»»

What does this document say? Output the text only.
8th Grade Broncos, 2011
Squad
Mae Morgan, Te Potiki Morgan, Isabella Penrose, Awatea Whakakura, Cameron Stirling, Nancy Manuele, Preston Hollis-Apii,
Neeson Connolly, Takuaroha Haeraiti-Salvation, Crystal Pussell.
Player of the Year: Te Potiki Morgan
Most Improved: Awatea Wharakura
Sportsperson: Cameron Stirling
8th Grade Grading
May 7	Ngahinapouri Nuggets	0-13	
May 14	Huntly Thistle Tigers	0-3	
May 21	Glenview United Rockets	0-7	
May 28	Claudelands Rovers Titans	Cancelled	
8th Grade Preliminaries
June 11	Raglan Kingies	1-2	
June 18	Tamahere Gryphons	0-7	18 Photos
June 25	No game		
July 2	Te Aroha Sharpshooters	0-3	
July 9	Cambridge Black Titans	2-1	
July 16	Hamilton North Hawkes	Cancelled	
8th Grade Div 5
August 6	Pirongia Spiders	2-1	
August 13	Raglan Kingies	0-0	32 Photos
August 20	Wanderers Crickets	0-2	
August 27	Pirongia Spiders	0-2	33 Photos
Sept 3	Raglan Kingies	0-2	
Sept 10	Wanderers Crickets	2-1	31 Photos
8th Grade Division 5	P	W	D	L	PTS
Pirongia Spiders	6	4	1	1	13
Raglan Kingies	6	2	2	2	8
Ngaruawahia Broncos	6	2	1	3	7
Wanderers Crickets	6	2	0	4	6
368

««

What is needed: Return every line containing "Morgan".

Output of the exercise:
Mae Morgan, Te Potiki Morgan, Isabella Penrose, Awatea Whakakura, Cameron Stirling, Nancy Manuele, Preston Hollis-Apii,
Player of the Year: Te Potiki Morgan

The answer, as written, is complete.